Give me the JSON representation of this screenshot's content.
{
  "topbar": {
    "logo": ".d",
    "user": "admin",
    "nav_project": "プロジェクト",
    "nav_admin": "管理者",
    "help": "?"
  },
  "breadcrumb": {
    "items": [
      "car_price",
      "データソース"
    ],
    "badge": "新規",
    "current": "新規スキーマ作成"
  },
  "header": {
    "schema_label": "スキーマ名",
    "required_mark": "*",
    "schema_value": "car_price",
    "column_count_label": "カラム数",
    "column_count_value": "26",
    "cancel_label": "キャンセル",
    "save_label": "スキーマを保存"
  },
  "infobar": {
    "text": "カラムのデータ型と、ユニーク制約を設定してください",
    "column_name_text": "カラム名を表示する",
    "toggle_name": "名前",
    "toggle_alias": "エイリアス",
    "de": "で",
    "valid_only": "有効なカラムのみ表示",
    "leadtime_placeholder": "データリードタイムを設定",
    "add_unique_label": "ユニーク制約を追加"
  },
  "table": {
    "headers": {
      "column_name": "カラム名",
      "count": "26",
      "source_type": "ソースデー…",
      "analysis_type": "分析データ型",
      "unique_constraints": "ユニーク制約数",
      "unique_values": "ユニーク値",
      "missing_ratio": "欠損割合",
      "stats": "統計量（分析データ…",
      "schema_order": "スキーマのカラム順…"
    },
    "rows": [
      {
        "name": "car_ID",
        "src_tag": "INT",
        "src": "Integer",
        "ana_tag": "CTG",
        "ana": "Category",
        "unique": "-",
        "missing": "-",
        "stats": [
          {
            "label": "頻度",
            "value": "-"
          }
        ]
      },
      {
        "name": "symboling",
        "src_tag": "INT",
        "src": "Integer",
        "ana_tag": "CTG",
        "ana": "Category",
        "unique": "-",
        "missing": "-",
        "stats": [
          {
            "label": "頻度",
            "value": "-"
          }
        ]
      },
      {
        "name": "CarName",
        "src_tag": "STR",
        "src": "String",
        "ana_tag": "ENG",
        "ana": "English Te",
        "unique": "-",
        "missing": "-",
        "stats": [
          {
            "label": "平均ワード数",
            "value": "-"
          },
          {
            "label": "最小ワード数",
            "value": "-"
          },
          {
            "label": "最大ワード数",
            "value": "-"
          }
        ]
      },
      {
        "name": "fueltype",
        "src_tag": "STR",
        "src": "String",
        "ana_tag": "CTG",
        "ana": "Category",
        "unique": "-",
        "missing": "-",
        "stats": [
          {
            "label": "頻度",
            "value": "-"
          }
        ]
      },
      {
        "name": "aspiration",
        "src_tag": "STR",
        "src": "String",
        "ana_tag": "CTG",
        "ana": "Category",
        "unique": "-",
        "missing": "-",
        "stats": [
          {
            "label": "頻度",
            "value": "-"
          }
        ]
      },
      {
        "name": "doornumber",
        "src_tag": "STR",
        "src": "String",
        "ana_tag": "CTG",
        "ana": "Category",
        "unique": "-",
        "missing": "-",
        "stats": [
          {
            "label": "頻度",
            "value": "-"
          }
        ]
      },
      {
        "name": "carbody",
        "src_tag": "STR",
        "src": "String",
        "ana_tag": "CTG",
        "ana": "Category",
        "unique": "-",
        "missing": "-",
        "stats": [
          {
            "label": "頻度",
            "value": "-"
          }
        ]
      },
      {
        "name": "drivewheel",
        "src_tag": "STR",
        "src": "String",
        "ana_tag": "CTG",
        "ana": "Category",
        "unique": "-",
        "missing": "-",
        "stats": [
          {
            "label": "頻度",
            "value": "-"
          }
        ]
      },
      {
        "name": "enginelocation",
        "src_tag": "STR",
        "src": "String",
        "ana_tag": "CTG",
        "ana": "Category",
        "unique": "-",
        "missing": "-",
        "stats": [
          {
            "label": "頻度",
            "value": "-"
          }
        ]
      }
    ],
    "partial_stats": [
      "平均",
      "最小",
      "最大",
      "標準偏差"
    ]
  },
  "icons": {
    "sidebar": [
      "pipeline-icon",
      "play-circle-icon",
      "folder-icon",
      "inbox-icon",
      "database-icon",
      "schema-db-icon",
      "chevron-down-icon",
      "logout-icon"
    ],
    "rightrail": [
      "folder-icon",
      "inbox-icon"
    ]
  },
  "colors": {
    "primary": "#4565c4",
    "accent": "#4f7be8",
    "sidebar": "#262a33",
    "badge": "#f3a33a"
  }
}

###

* Problem to solve: Repeat all of the entries exactly.

* Solution to the exercise:
Give me the JSON representation of this screenshot's content.
{
  "topbar": {
    "logo": ".d",
    "user": "admin",
    "nav_project": "プロジェクト",
    "nav_admin": "管理者",
    "help": "?"
  },
  "breadcrumb": {
    "items": [
      "car_price",
      "データソース"
    ],
    "badge": "新規",
    "current": "新規スキーマ作成"
  },
  "header": {
    "schema_label": "スキーマ名",
    "required_mark": "*",
    "schema_value": "car_price",
    "column_count_label": "カラム数",
    "column_count_value": "26",
    "cancel_label": "キャンセル",
    "save_label": "スキーマを保存"
  },
  "infobar": {
    "text": "カラムのデータ型と、ユニーク制約を設定してください",
    "column_name_text": "カラム名を表示する",
    "toggle_name": "名前",
    "toggle_alias": "エイリアス",
    "de": "で",
    "valid_only": "有効なカラムのみ表示",
    "leadtime_placeholder": "データリードタイムを設定",
    "add_unique_label": "ユニーク制約を追加"
  },
  "table": {
    "headers": {
      "column_name": "カラム名",
      "count": "26",
      "source_type": "ソースデー…",
      "analysis_type": "分析データ型",
      "unique_constraints": "ユニーク制約数",
      "unique_values": "ユニーク値",
      "missing_ratio": "欠損割合",
      "stats": "統計量（分析データ…",
      "schema_order": "スキーマのカラム順…"
    },
    "rows": [
      {
        "name": "car_ID",
        "src_tag": "INT",
        "src": "Integer",
        "ana_tag": "CTG",
        "ana": "Category",
        "unique": "-",
        "missing": "-",
        "stats": [
          {
            "label": "頻度",
            "value": "-"
          }
        ]
      },
      {
        "name": "symboling",
        "src_tag": "INT",
        "src": "Integer",
        "ana_tag": "CTG",
        "ana": "Category",
        "unique": "-",
        "missing": "-",
        "stats": [
          {
            "label": "頻度",
            "value": "-"
          }
        ]
      },
      {
        "name": "CarName",
        "src_tag": "STR",
        "src": "String",
        "ana_tag": "ENG",
        "ana": "English Te",
        "unique": "-",
        "missing": "-",
        "stats": [
          {
            "label": "平均ワード数",
            "value": "-"
          },
          {
            "label": "最小ワード数",
            "value": "-"
          },
          {
            "label": "最大ワード数",
            "value": "-"
          }
        ]
      },
      {
        "name": "fueltype",
        "src_tag": "STR",
        "src": "String",
        "ana_tag": "CTG",
        "ana": "Category",
        "unique": "-",
        "missing": "-",
        "stats": [
          {
            "label": "頻度",
            "value": "-"
          }
        ]
      },
      {
        "name": "aspiration",
        "src_tag": "STR",
        "src": "String",
        "ana_tag": "CTG",
        "ana": "Category",
        "unique": "-",
        "missing": "-",
        "stats": [
          {
            "label": "頻度",
            "value": "-"
          }
        ]
      },
      {
        "name": "doornumber",
        "src_tag": "STR",
        "src": "String",
        "ana_tag": "CTG",
        "ana": "Category",
        "unique": "-",
        "missing": "-",
        "stats": [
          {
            "label": "頻度",
            "value": "-"
          }
        ]
      },
      {
        "name": "carbody",
        "src_tag": "STR",
        "src": "String",
        "ana_tag": "CTG",
        "ana": "Category",
        "unique": "-",
        "missing": "-",
        "stats": [
          {
            "label": "頻度",
            "value": "-"
          }
        ]
      },
      {
        "name": "drivewheel",
        "src_tag": "STR",
        "src": "String",
        "ana_tag": "CTG",
        "ana": "Category",
        "unique": "-",
        "missing": "-",
        "stats": [
          {
            "label": "頻度",
            "value": "-"
          }
        ]
      },
      {
        "name": "enginelocation",
        "src_tag": "STR",
        "src": "String",
        "ana_tag": "CTG",
        "ana": "Category",
        "unique": "-",
        "missing": "-",
        "stats": [
          {
            "label": "頻度",
            "value": "-"
          }
        ]
      }
    ],
    "partial_stats": [
      "平均",
      "最小",
      "最大",
      "標準偏差"
    ]
  },
  "icons": {
    "sidebar": [
      "pipeline-icon",
      "play-circle-icon",
      "folder-icon",
      "inbox-icon",
      "database-icon",
      "schema-db-icon",
      "chevron-down-icon",
      "logout-icon"
    ],
    "rightrail": [
      "folder-icon",
      "inbox-icon"
    ]
  },
  "colors": {
    "primary": "#4565c4",
    "accent": "#4f7be8",
    "sidebar": "#262a33",
    "badge": "#f3a33a"
  }
}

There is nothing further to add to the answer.